Print all entries word for word.
:: Dataset
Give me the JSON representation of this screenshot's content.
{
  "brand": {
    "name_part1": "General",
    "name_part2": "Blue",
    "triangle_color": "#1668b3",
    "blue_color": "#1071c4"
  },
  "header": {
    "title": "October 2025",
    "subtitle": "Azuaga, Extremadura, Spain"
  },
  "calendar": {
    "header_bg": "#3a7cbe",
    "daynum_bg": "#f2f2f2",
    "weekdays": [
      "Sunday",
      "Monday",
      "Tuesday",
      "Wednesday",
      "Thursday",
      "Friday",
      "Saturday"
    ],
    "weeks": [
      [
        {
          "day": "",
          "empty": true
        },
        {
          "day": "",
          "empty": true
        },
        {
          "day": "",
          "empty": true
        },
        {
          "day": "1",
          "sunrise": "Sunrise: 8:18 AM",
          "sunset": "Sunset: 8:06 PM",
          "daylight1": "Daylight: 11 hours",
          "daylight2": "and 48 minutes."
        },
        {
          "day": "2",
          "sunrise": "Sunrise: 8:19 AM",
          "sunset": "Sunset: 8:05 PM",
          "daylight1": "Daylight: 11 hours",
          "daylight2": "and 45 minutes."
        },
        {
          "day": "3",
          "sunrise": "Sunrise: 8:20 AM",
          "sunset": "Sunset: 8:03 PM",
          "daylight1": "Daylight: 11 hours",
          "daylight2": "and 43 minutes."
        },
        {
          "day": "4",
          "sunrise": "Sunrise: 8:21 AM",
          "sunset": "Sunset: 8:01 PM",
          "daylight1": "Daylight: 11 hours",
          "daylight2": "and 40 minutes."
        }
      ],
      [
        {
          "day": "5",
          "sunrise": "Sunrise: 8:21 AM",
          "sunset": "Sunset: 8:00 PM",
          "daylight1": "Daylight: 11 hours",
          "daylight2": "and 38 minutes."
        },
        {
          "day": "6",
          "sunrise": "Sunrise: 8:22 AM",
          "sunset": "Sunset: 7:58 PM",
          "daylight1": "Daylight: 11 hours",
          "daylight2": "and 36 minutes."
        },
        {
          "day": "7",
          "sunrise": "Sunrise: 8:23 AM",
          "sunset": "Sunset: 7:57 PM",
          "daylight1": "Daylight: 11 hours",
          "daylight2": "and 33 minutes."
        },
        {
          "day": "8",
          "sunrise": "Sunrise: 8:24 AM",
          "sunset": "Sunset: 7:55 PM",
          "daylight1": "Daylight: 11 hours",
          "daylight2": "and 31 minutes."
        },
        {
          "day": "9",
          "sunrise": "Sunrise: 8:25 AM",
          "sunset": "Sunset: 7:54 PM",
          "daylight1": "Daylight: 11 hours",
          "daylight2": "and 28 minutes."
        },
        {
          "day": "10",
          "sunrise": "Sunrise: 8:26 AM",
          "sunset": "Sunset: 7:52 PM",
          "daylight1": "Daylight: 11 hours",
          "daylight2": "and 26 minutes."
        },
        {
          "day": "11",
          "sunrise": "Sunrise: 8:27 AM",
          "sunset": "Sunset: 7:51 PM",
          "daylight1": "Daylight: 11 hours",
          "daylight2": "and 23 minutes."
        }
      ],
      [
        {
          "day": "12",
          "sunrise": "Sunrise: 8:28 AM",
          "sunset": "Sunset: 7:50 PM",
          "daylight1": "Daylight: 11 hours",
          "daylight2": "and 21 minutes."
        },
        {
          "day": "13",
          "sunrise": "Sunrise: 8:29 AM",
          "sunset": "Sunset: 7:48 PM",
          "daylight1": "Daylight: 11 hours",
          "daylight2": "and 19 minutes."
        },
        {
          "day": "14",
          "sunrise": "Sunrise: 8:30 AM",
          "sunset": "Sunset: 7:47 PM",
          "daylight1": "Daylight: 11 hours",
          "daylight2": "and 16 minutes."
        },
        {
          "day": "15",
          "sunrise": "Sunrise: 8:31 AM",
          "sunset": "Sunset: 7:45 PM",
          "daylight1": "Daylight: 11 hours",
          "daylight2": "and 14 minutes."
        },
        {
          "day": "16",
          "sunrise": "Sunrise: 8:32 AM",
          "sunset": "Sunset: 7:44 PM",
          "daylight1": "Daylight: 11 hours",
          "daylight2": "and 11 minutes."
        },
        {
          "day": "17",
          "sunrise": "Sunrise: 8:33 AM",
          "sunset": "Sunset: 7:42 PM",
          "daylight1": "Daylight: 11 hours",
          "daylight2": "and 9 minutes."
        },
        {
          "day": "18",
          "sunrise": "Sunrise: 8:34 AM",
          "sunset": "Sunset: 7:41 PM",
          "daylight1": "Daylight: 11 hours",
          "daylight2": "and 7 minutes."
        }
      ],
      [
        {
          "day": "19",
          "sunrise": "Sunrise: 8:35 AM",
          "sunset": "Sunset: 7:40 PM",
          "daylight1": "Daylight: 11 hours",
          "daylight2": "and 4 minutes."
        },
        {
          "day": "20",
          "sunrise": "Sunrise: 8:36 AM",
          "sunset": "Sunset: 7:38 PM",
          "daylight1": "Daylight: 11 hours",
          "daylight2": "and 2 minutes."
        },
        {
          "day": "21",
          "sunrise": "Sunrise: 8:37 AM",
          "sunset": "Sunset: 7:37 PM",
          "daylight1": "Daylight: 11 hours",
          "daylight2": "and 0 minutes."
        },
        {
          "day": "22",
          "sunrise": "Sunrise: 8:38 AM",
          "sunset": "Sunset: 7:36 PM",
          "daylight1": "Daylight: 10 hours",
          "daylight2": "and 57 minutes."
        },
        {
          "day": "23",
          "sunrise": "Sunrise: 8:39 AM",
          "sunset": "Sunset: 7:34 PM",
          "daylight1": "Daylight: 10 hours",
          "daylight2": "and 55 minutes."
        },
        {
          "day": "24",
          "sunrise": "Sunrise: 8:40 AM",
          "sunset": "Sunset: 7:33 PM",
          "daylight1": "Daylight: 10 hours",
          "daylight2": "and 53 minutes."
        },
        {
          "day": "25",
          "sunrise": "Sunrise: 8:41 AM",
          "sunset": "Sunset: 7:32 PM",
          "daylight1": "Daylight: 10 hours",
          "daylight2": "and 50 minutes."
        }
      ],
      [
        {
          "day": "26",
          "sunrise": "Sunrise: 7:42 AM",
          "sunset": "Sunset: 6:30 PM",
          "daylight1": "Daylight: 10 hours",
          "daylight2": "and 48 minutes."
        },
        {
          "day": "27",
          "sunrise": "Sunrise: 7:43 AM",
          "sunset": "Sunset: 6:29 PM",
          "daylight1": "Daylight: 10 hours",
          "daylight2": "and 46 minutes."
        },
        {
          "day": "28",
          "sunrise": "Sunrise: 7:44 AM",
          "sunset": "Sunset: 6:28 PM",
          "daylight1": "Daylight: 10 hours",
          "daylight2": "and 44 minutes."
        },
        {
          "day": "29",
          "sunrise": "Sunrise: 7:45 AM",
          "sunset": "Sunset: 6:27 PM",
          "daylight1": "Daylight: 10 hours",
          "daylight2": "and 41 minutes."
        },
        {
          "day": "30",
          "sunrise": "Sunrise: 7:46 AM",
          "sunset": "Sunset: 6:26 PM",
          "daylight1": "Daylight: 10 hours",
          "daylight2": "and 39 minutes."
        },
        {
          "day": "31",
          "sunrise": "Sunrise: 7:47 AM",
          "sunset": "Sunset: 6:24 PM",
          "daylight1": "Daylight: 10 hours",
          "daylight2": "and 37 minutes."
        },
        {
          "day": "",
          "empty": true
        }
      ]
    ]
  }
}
::::
**Full response**
Give me the JSON representation of this screenshot's content.
{
  "brand": {
    "name_part1": "General",
    "name_part2": "Blue",
    "triangle_color": "#1668b3",
    "blue_color": "#1071c4"
  },
  "header": {
    "title": "October 2025",
    "subtitle": "Azuaga, Extremadura, Spain"
  },
  "calendar": {
    "header_bg": "#3a7cbe",
    "daynum_bg": "#f2f2f2",
    "weekdays": [
      "Sunday",
      "Monday",
      "Tuesday",
      "Wednesday",
      "Thursday",
      "Friday",
      "Saturday"
    ],
    "weeks": [
      [
        {
          "day": "",
          "empty": true
        },
        {
          "day": "",
          "empty": true
        },
        {
          "day": "",
          "empty": true
        },
        {
          "day": "1",
          "sunrise": "Sunrise: 8:18 AM",
          "sunset": "Sunset: 8:06 PM",
          "daylight1": "Daylight: 11 hours",
          "daylight2": "and 48 minutes."
        },
        {
          "day": "2",
          "sunrise": "Sunrise: 8:19 AM",
          "sunset": "Sunset: 8:05 PM",
          "daylight1": "Daylight: 11 hours",
          "daylight2": "and 45 minutes."
        },
        {
          "day": "3",
          "sunrise": "Sunrise: 8:20 AM",
          "sunset": "Sunset: 8:03 PM",
          "daylight1": "Daylight: 11 hours",
          "daylight2": "and 43 minutes."
        },
        {
          "day": "4",
          "sunrise": "Sunrise: 8:21 AM",
          "sunset": "Sunset: 8:01 PM",
          "daylight1": "Daylight: 11 hours",
          "daylight2": "and 40 minutes."
        }
      ],
      [
        {
          "day": "5",
          "sunrise": "Sunrise: 8:21 AM",
          "sunset": "Sunset: 8:00 PM",
          "daylight1": "Daylight: 11 hours",
          "daylight2": "and 38 minutes."
        },
        {
          "day": "6",
          "sunrise": "Sunrise: 8:22 AM",
          "sunset": "Sunset: 7:58 PM",
          "daylight1": "Daylight: 11 hours",
          "daylight2": "and 36 minutes."
        },
        {
          "day": "7",
          "sunrise": "Sunrise: 8:23 AM",
          "sunset": "Sunset: 7:57 PM",
          "daylight1": "Daylight: 11 hours",
          "daylight2": "and 33 minutes."
        },
        {
          "day": "8",
          "sunrise": "Sunrise: 8:24 AM",
          "sunset": "Sunset: 7:55 PM",
          "daylight1": "Daylight: 11 hours",
          "daylight2": "and 31 minutes."
        },
        {
          "day": "9",
          "sunrise": "Sunrise: 8:25 AM",
          "sunset": "Sunset: 7:54 PM",
          "daylight1": "Daylight: 11 hours",
          "daylight2": "and 28 minutes."
        },
        {
          "day": "10",
          "sunrise": "Sunrise: 8:26 AM",
          "sunset": "Sunset: 7:52 PM",
          "daylight1": "Daylight: 11 hours",
          "daylight2": "and 26 minutes."
        },
        {
          "day": "11",
          "sunrise": "Sunrise: 8:27 AM",
          "sunset": "Sunset: 7:51 PM",
          "daylight1": "Daylight: 11 hours",
          "daylight2": "and 23 minutes."
        }
      ],
      [
        {
          "day": "12",
          "sunrise": "Sunrise: 8:28 AM",
          "sunset": "Sunset: 7:50 PM",
          "daylight1": "Daylight: 11 hours",
          "daylight2": "and 21 minutes."
        },
        {
          "day": "13",
          "sunrise": "Sunrise: 8:29 AM",
          "sunset": "Sunset: 7:48 PM",
          "daylight1": "Daylight: 11 hours",
          "daylight2": "and 19 minutes."
        },
        {
          "day": "14",
          "sunrise": "Sunrise: 8:30 AM",
          "sunset": "Sunset: 7:47 PM",
          "daylight1": "Daylight: 11 hours",
          "daylight2": "and 16 minutes."
        },
        {
          "day": "15",
          "sunrise": "Sunrise: 8:31 AM",
          "sunset": "Sunset: 7:45 PM",
          "daylight1": "Daylight: 11 hours",
          "daylight2": "and 14 minutes."
        },
        {
          "day": "16",
          "sunrise": "Sunrise: 8:32 AM",
          "sunset": "Sunset: 7:44 PM",
          "daylight1": "Daylight: 11 hours",
          "daylight2": "and 11 minutes."
        },
        {
          "day": "17",
          "sunrise": "Sunrise: 8:33 AM",
          "sunset": "Sunset: 7:42 PM",
          "daylight1": "Daylight: 11 hours",
          "daylight2": "and 9 minutes."
        },
        {
          "day": "18",
          "sunrise": "Sunrise: 8:34 AM",
          "sunset": "Sunset: 7:41 PM",
          "daylight1": "Daylight: 11 hours",
          "daylight2": "and 7 minutes."
        }
      ],
      [
        {
          "day": "19",
          "sunrise": "Sunrise: 8:35 AM",
          "sunset": "Sunset: 7:40 PM",
          "daylight1": "Daylight: 11 hours",
          "daylight2": "and 4 minutes."
        },
        {
          "day": "20",
          "sunrise": "Sunrise: 8:36 AM",
          "sunset": "Sunset: 7:38 PM",
          "daylight1": "Daylight: 11 hours",
          "daylight2": "and 2 minutes."
        },
        {
          "day": "21",
          "sunrise": "Sunrise: 8:37 AM",
          "sunset": "Sunset: 7:37 PM",
          "daylight1": "Daylight: 11 hours",
          "daylight2": "and 0 minutes."
        },
        {
          "day": "22",
          "sunrise": "Sunrise: 8:38 AM",
          "sunset": "Sunset: 7:36 PM",
          "daylight1": "Daylight: 10 hours",
          "daylight2": "and 57 minutes."
        },
        {
          "day": "23",
          "sunrise": "Sunrise: 8:39 AM",
          "sunset": "Sunset: 7:34 PM",
          "daylight1": "Daylight: 10 hours",
          "daylight2": "and 55 minutes."
        },
        {
          "day": "24",
          "sunrise": "Sunrise: 8:40 AM",
          "sunset": "Sunset: 7:33 PM",
          "daylight1": "Daylight: 10 hours",
          "daylight2": "and 53 minutes."
        },
        {
          "day": "25",
          "sunrise": "Sunrise: 8:41 AM",
          "sunset": "Sunset: 7:32 PM",
          "daylight1": "Daylight: 10 hours",
          "daylight2": "and 50 minutes."
        }
      ],
      [
        {
          "day": "26",
          "sunrise": "Sunrise: 7:42 AM",
          "sunset": "Sunset: 6:30 PM",
          "daylight1": "Daylight: 10 hours",
          "daylight2": "and 48 minutes."
        },
        {
          "day": "27",
          "sunrise": "Sunrise: 7:43 AM",
          "sunset": "Sunset: 6:29 PM",
          "daylight1": "Daylight: 10 hours",
          "daylight2": "and 46 minutes."
        },
        {
          "day": "28",
          "sunrise": "Sunrise: 7:44 AM",
          "sunset": "Sunset: 6:28 PM",
          "daylight1": "Daylight: 10 hours",
          "daylight2": "and 44 minutes."
        },
        {
          "day": "29",
          "sunrise": "Sunrise: 7:45 AM",
          "sunset": "Sunset: 6:27 PM",
          "daylight1": "Daylight: 10 hours",
          "daylight2": "and 41 minutes."
        },
        {
          "day": "30",
          "sunrise": "Sunrise: 7:46 AM",
          "sunset": "Sunset: 6:26 PM",
          "daylight1": "Daylight: 10 hours",
          "daylight2": "and 39 minutes."
        },
        {
          "day": "31",
          "sunrise": "Sunrise: 7:47 AM",
          "sunset": "Sunset: 6:24 PM",
          "daylight1": "Daylight: 10 hours",
          "daylight2": "and 37 minutes."
        },
        {
          "day": "",
          "empty": true
        }
      ]
    ]
  }
}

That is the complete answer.